**Do this**
Filter the records below and copy every line containing the word "phase".

(Figure dataset records)
+++++

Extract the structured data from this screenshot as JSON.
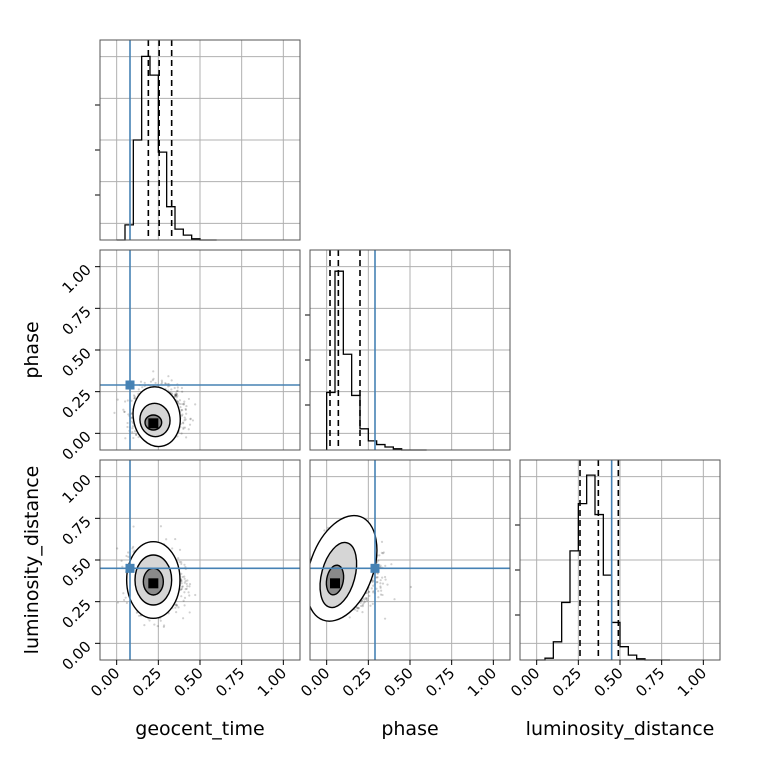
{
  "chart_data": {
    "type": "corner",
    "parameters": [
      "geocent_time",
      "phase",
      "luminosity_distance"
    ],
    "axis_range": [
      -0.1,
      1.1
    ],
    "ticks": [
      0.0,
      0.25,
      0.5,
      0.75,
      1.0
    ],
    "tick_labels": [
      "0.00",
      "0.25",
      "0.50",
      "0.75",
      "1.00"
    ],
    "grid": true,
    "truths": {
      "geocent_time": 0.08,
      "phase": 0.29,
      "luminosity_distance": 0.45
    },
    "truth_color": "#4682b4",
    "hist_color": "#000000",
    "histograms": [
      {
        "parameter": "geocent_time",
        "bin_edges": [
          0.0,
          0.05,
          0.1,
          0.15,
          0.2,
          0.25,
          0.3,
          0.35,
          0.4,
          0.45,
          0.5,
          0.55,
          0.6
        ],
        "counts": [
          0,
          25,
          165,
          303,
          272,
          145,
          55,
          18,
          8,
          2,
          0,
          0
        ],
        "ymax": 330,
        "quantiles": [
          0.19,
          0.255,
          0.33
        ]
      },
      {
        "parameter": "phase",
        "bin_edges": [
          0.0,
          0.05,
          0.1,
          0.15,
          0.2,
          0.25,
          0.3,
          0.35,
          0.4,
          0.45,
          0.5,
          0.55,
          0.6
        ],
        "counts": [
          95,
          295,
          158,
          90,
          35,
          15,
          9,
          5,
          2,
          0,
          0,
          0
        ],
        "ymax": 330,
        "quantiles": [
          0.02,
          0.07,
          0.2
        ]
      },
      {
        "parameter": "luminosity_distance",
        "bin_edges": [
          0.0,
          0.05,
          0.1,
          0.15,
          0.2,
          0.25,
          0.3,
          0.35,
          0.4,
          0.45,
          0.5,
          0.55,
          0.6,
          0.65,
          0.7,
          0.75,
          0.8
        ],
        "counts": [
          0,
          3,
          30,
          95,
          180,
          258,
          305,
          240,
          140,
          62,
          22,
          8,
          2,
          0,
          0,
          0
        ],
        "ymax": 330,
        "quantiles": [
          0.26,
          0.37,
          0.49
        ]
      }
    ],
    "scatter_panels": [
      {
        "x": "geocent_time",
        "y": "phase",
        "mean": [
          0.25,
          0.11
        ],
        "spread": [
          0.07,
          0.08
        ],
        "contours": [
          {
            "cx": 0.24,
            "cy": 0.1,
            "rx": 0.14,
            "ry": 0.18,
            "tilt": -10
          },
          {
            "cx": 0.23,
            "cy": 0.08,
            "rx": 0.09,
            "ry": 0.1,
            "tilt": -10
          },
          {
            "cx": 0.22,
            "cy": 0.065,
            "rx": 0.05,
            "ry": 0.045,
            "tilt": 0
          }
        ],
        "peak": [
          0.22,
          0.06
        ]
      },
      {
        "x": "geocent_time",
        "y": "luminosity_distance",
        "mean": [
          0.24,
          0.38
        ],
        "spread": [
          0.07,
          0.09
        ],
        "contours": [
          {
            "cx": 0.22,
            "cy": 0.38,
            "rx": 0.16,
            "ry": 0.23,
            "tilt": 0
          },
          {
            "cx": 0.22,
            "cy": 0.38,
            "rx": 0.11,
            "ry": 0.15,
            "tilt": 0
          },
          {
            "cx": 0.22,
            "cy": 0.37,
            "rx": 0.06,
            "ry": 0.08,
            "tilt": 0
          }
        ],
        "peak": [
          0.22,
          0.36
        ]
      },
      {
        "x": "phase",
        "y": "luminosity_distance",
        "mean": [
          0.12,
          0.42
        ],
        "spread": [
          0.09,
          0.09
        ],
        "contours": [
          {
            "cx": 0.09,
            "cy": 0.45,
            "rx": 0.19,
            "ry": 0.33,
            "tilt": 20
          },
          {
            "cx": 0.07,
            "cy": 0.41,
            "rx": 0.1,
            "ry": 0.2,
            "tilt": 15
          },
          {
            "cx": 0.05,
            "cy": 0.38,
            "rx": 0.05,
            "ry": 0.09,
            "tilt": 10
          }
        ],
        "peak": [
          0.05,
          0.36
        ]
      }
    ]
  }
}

+++++

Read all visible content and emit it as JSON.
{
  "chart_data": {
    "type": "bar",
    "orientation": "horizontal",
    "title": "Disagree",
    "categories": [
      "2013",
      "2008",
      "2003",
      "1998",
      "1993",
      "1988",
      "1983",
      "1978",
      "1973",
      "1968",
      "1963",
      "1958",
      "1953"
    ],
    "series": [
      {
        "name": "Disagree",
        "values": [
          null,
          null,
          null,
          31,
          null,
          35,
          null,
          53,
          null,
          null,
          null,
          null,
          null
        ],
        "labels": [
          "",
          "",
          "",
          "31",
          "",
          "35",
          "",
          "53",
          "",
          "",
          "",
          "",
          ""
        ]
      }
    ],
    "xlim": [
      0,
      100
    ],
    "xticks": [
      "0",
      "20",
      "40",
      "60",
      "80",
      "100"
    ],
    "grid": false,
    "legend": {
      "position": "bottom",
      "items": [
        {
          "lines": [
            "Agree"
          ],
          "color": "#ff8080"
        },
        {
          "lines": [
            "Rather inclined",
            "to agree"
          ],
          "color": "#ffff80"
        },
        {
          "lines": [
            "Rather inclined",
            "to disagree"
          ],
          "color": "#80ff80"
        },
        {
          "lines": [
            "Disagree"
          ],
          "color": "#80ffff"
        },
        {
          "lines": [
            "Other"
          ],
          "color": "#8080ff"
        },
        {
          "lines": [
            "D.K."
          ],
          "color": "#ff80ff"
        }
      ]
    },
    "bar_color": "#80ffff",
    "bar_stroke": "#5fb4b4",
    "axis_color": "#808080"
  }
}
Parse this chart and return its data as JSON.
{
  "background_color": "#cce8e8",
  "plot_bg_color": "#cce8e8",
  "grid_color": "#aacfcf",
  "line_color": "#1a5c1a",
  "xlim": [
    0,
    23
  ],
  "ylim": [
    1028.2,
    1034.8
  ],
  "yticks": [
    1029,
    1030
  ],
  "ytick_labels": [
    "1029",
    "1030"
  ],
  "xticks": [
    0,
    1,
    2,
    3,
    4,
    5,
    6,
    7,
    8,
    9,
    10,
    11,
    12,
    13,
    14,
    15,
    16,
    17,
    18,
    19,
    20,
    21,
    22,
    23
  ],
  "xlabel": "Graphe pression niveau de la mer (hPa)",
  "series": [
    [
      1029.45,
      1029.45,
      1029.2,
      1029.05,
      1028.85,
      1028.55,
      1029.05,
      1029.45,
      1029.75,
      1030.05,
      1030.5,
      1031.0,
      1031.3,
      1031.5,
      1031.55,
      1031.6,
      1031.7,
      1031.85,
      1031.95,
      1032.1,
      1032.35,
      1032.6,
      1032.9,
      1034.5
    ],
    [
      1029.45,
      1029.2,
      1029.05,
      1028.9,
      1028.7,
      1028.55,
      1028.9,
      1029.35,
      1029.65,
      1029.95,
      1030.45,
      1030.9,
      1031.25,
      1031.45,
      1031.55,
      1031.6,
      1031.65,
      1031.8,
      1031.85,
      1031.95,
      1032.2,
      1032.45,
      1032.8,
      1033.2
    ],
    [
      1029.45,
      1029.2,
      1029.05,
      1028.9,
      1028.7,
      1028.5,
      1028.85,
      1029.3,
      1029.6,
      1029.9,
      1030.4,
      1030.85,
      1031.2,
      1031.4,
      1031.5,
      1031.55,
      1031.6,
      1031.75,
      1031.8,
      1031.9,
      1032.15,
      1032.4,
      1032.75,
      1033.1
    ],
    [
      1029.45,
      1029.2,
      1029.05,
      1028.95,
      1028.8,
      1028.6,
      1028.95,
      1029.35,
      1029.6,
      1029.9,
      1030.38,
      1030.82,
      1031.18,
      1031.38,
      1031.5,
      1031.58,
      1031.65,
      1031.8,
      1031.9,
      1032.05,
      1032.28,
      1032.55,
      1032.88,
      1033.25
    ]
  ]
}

+++++

**Written response**
      "phase",
      "phase": 0.29,
        "parameter": "phase",
        "y": "phase",
        "x": "phase",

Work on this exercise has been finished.